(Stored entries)
☆ ☆ ☆

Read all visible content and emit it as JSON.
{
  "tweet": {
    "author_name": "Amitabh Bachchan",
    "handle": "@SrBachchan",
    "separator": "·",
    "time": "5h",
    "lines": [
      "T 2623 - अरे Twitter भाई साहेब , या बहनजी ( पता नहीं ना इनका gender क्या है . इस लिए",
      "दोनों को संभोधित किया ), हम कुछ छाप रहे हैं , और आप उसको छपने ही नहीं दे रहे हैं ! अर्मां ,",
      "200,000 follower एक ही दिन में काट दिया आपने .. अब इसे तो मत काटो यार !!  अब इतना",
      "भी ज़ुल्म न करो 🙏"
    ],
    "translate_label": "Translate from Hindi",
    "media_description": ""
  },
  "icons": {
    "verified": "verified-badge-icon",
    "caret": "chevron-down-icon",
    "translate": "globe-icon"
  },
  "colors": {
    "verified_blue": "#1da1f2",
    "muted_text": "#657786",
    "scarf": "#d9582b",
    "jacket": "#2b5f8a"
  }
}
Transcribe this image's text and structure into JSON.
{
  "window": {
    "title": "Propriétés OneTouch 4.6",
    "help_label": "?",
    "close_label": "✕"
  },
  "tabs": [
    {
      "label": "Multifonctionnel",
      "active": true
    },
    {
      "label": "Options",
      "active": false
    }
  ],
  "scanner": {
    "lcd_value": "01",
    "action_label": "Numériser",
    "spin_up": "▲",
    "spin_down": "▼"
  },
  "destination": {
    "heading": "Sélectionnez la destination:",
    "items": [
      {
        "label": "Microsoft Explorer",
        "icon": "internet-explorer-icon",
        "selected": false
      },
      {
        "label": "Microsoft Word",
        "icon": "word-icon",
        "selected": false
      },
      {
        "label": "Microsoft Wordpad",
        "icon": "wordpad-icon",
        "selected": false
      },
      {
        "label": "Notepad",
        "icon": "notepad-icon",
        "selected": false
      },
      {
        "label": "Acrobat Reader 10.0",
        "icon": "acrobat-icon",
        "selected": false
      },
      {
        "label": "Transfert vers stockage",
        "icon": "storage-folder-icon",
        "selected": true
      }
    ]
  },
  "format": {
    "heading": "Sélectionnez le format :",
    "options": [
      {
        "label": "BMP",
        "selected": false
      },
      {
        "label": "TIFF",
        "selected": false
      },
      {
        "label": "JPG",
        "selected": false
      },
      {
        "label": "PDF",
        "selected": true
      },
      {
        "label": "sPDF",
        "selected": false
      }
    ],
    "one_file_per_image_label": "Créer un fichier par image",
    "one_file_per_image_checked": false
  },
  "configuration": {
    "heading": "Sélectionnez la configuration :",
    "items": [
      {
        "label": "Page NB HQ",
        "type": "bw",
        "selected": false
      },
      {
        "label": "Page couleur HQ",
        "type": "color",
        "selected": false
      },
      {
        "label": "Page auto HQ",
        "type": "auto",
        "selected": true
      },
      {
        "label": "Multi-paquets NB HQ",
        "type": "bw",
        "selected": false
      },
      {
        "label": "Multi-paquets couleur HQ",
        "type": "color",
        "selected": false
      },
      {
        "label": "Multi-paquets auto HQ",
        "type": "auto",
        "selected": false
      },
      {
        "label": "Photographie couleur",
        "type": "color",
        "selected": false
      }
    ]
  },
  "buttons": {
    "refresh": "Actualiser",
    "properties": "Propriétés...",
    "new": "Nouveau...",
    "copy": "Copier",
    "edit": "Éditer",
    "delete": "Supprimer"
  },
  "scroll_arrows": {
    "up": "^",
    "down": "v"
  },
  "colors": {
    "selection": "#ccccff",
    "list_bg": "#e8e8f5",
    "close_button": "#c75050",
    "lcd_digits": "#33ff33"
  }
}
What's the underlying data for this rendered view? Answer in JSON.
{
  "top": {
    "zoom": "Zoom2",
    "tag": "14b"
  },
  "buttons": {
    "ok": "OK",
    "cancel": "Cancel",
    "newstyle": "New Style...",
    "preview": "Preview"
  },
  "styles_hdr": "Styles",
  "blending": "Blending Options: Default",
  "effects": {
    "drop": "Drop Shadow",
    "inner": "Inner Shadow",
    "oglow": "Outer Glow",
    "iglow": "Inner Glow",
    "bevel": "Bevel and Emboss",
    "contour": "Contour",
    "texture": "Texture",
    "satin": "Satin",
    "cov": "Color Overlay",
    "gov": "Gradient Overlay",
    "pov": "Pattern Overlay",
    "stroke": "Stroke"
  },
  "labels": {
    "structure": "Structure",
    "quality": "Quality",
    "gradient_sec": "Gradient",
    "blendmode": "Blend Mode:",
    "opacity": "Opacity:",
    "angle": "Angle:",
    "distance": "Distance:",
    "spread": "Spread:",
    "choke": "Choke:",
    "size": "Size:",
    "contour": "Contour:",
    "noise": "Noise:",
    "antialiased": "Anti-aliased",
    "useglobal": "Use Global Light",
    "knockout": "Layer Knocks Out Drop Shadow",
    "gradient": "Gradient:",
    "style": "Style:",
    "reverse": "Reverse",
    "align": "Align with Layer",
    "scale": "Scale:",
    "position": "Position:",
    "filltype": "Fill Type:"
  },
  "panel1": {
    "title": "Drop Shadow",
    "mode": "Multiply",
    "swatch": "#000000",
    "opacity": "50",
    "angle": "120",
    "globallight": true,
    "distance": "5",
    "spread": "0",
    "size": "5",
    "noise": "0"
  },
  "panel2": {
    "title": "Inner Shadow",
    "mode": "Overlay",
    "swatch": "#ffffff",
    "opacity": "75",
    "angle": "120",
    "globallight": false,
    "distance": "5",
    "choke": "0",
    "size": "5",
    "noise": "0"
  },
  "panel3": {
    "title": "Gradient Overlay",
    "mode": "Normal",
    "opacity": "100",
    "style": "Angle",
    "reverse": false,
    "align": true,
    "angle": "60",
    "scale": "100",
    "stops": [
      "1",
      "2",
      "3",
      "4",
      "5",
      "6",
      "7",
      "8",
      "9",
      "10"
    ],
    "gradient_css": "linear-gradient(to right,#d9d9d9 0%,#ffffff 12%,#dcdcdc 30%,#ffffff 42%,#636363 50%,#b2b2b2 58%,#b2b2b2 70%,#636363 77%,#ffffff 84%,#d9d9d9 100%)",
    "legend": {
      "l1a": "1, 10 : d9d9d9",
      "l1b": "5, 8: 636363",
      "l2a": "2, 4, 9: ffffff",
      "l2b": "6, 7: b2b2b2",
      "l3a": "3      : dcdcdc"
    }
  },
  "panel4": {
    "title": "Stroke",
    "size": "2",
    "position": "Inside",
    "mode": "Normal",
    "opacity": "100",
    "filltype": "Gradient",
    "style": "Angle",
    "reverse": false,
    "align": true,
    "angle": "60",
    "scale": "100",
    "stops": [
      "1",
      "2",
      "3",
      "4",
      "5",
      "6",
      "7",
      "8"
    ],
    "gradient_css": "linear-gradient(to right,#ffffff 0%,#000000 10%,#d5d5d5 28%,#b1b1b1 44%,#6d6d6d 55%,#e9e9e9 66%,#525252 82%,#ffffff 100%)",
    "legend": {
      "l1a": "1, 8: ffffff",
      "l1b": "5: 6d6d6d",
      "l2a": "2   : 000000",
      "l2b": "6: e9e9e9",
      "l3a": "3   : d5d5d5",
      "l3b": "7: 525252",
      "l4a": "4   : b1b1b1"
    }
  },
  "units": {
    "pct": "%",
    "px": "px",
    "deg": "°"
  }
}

☆ ☆ ☆

# EXERCISE GOAL:
Make an exact copy of every line in the data.

# WRITTEN RESPONSE:
Read all visible content and emit it as JSON.
{
  "tweet": {
    "author_name": "Amitabh Bachchan",
    "handle": "@SrBachchan",
    "separator": "·",
    "time": "5h",
    "lines": [
      "T 2623 - अरे Twitter भाई साहेब , या बहनजी ( पता नहीं ना इनका gender क्या है . इस लिए",
      "दोनों को संभोधित किया ), हम कुछ छाप रहे हैं , और आप उसको छपने ही नहीं दे रहे हैं ! अर्मां ,",
      "200,000 follower एक ही दिन में काट दिया आपने .. अब इसे तो मत काटो यार !!  अब इतना",
      "भी ज़ुल्म न करो 🙏"
    ],
    "translate_label": "Translate from Hindi",
    "media_description": ""
  },
  "icons": {
    "verified": "verified-badge-icon",
    "caret": "chevron-down-icon",
    "translate": "globe-icon"
  },
  "colors": {
    "verified_blue": "#1da1f2",
    "muted_text": "#657786",
    "scarf": "#d9582b",
    "jacket": "#2b5f8a"
  }
}
Transcribe this image's text and structure into JSON.
{
  "window": {
    "title": "Propriétés OneTouch 4.6",
    "help_label": "?",
    "close_label": "✕"
  },
  "tabs": [
    {
      "label": "Multifonctionnel",
      "active": true
    },
    {
      "label": "Options",
      "active": false
    }
  ],
  "scanner": {
    "lcd_value": "01",
    "action_label": "Numériser",
    "spin_up": "▲",
    "spin_down": "▼"
  },
  "destination": {
    "heading": "Sélectionnez la destination:",
    "items": [
      {
        "label": "Microsoft Explorer",
        "icon": "internet-explorer-icon",
        "selected": false
      },
      {
        "label": "Microsoft Word",
        "icon": "word-icon",
        "selected": false
      },
      {
        "label": "Microsoft Wordpad",
        "icon": "wordpad-icon",
        "selected": false
      },
      {
        "label": "Notepad",
        "icon": "notepad-icon",
        "selected": false
      },
      {
        "label": "Acrobat Reader 10.0",
        "icon": "acrobat-icon",
        "selected": false
      },
      {
        "label": "Transfert vers stockage",
        "icon": "storage-folder-icon",
        "selected": true
      }
    ]
  },
  "format": {
    "heading": "Sélectionnez le format :",
    "options": [
      {
        "label": "BMP",
        "selected": false
      },
      {
        "label": "TIFF",
        "selected": false
      },
      {
        "label": "JPG",
        "selected": false
      },
      {
        "label": "PDF",
        "selected": true
      },
      {
        "label": "sPDF",
        "selected": false
      }
    ],
    "one_file_per_image_label": "Créer un fichier par image",
    "one_file_per_image_checked": false
  },
  "configuration": {
    "heading": "Sélectionnez la configuration :",
    "items": [
      {
        "label": "Page NB HQ",
        "type": "bw",
        "selected": false
      },
      {
        "label": "Page couleur HQ",
        "type": "color",
        "selected": false
      },
      {
        "label": "Page auto HQ",
        "type": "auto",
        "selected": true
      },
      {
        "label": "Multi-paquets NB HQ",
        "type": "bw",
        "selected": false
      },
      {
        "label": "Multi-paquets couleur HQ",
        "type": "color",
        "selected": false
      },
      {
        "label": "Multi-paquets auto HQ",
        "type": "auto",
        "selected": false
      },
      {
        "label": "Photographie couleur",
        "type": "color",
        "selected": false
      }
    ]
  },
  "buttons": {
    "refresh": "Actualiser",
    "properties": "Propriétés...",
    "new": "Nouveau...",
    "copy": "Copier",
    "edit": "Éditer",
    "delete": "Supprimer"
  },
  "scroll_arrows": {
    "up": "^",
    "down": "v"
  },
  "colors": {
    "selection": "#ccccff",
    "list_bg": "#e8e8f5",
    "close_button": "#c75050",
    "lcd_digits": "#33ff33"
  }
}
What's the underlying data for this rendered view? Answer in JSON.
{
  "top": {
    "zoom": "Zoom2",
    "tag": "14b"
  },
  "buttons": {
    "ok": "OK",
    "cancel": "Cancel",
    "newstyle": "New Style...",
    "preview": "Preview"
  },
  "styles_hdr": "Styles",
  "blending": "Blending Options: Default",
  "effects": {
    "drop": "Drop Shadow",
    "inner": "Inner Shadow",
    "oglow": "Outer Glow",
    "iglow": "Inner Glow",
    "bevel": "Bevel and Emboss",
    "contour": "Contour",
    "texture": "Texture",
    "satin": "Satin",
    "cov": "Color Overlay",
    "gov": "Gradient Overlay",
    "pov": "Pattern Overlay",
    "stroke": "Stroke"
  },
  "labels": {
    "structure": "Structure",
    "quality": "Quality",
    "gradient_sec": "Gradient",
    "blendmode": "Blend Mode:",
    "opacity": "Opacity:",
    "angle": "Angle:",
    "distance": "Distance:",
    "spread": "Spread:",
    "choke": "Choke:",
    "size": "Size:",
    "contour": "Contour:",
    "noise": "Noise:",
    "antialiased": "Anti-aliased",
    "useglobal": "Use Global Light",
    "knockout": "Layer Knocks Out Drop Shadow",
    "gradient": "Gradient:",
    "style": "Style:",
    "reverse": "Reverse",
    "align": "Align with Layer",
    "scale": "Scale:",
    "position": "Position:",
    "filltype": "Fill Type:"
  },
  "panel1": {
    "title": "Drop Shadow",
    "mode": "Multiply",
    "swatch": "#000000",
    "opacity": "50",
    "angle": "120",
    "globallight": true,
    "distance": "5",
    "spread": "0",
    "size": "5",
    "noise": "0"
  },
  "panel2": {
    "title": "Inner Shadow",
    "mode": "Overlay",
    "swatch": "#ffffff",
    "opacity": "75",
    "angle": "120",
    "globallight": false,
    "distance": "5",
    "choke": "0",
    "size": "5",
    "noise": "0"
  },
  "panel3": {
    "title": "Gradient Overlay",
    "mode": "Normal",
    "opacity": "100",
    "style": "Angle",
    "reverse": false,
    "align": true,
    "angle": "60",
    "scale": "100",
    "stops": [
      "1",
      "2",
      "3",
      "4",
      "5",
      "6",
      "7",
      "8",
      "9",
      "10"
    ],
    "gradient_css": "linear-gradient(to right,#d9d9d9 0%,#ffffff 12%,#dcdcdc 30%,#ffffff 42%,#636363 50%,#b2b2b2 58%,#b2b2b2 70%,#636363 77%,#ffffff 84%,#d9d9d9 100%)",
    "legend": {
      "l1a": "1, 10 : d9d9d9",
      "l1b": "5, 8: 636363",
      "l2a": "2, 4, 9: ffffff",
      "l2b": "6, 7: b2b2b2",
      "l3a": "3      : dcdcdc"
    }
  },
  "panel4": {
    "title": "Stroke",
    "size": "2",
    "position": "Inside",
    "mode": "Normal",
    "opacity": "100",
    "filltype": "Gradient",
    "style": "Angle",
    "reverse": false,
    "align": true,
    "angle": "60",
    "scale": "100",
    "stops": [
      "1",
      "2",
      "3",
      "4",
      "5",
      "6",
      "7",
      "8"
    ],
    "gradient_css": "linear-gradient(to right,#ffffff 0%,#000000 10%,#d5d5d5 28%,#b1b1b1 44%,#6d6d6d 55%,#e9e9e9 66%,#525252 82%,#ffffff 100%)",
    "legend": {
      "l1a": "1, 8: ffffff",
      "l1b": "5: 6d6d6d",
      "l2a": "2   : 000000",
      "l2b": "6: e9e9e9",
      "l3a": "3   : d5d5d5",
      "l3b": "7: 525252",
      "l4a": "4   : b1b1b1"
    }
  },
  "units": {
    "pct": "%",
    "px": "px",
    "deg": "°"
  }
}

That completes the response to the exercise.